**Exercise task:** Write the data out again, exactly as given.

(Excerpts from a figure dataset)
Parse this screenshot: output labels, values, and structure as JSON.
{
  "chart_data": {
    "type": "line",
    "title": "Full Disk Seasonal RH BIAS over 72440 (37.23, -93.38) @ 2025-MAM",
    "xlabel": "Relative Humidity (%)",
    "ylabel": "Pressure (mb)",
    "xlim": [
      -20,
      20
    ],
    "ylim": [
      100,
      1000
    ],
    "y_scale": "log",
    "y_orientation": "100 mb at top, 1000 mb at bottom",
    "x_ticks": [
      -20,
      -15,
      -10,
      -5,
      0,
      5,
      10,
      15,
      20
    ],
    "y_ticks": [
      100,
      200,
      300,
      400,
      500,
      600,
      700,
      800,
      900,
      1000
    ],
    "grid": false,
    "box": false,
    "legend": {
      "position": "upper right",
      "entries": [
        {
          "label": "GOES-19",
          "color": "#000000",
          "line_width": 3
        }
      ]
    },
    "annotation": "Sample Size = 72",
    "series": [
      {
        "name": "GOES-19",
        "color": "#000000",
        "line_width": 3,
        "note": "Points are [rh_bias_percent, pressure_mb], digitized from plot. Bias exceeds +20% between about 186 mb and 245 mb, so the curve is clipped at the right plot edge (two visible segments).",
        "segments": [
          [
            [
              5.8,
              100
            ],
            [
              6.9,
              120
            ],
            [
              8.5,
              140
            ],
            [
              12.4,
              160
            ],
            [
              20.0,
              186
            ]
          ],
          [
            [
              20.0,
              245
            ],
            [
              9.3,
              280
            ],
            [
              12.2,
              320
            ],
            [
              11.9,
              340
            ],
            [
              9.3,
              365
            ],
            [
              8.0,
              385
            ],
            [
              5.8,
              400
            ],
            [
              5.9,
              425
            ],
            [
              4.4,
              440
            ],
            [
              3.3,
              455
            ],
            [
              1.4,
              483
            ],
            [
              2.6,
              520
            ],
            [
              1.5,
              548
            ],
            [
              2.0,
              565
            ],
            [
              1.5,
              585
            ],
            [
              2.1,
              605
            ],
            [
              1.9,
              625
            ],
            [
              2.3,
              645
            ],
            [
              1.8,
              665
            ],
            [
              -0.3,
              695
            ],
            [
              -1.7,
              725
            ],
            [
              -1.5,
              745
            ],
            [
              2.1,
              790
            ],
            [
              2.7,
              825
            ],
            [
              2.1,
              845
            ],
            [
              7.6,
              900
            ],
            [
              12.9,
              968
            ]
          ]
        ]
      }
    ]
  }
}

**Expected answer:**
Parse this screenshot: output labels, values, and structure as JSON.
{
  "chart_data": {
    "type": "line",
    "title": "Full Disk Seasonal RH BIAS over 72440 (37.23, -93.38) @ 2025-MAM",
    "xlabel": "Relative Humidity (%)",
    "ylabel": "Pressure (mb)",
    "xlim": [
      -20,
      20
    ],
    "ylim": [
      100,
      1000
    ],
    "y_scale": "log",
    "y_orientation": "100 mb at top, 1000 mb at bottom",
    "x_ticks": [
      -20,
      -15,
      -10,
      -5,
      0,
      5,
      10,
      15,
      20
    ],
    "y_ticks": [
      100,
      200,
      300,
      400,
      500,
      600,
      700,
      800,
      900,
      1000
    ],
    "grid": false,
    "box": false,
    "legend": {
      "position": "upper right",
      "entries": [
        {
          "label": "GOES-19",
          "color": "#000000",
          "line_width": 3
        }
      ]
    },
    "annotation": "Sample Size = 72",
    "series": [
      {
        "name": "GOES-19",
        "color": "#000000",
        "line_width": 3,
        "note": "Points are [rh_bias_percent, pressure_mb], digitized from plot. Bias exceeds +20% between about 186 mb and 245 mb, so the curve is clipped at the right plot edge (two visible segments).",
        "segments": [
          [
            [
              5.8,
              100
            ],
            [
              6.9,
              120
            ],
            [
              8.5,
              140
            ],
            [
              12.4,
              160
            ],
            [
              20.0,
              186
            ]
          ],
          [
            [
              20.0,
              245
            ],
            [
              9.3,
              280
            ],
            [
              12.2,
              320
            ],
            [
              11.9,
              340
            ],
            [
              9.3,
              365
            ],
            [
              8.0,
              385
            ],
            [
              5.8,
              400
            ],
            [
              5.9,
              425
            ],
            [
              4.4,
              440
            ],
            [
              3.3,
              455
            ],
            [
              1.4,
              483
            ],
            [
              2.6,
              520
            ],
            [
              1.5,
              548
            ],
            [
              2.0,
              565
            ],
            [
              1.5,
              585
            ],
            [
              2.1,
              605
            ],
            [
              1.9,
              625
            ],
            [
              2.3,
              645
            ],
            [
              1.8,
              665
            ],
            [
              -0.3,
              695
            ],
            [
              -1.7,
              725
            ],
            [
              -1.5,
              745
            ],
            [
              2.1,
              790
            ],
            [
              2.7,
              825
            ],
            [
              2.1,
              845
            ],
            [
              7.6,
              900
            ],
            [
              12.9,
              968
            ]
          ]
        ]
      }
    ]
  }
}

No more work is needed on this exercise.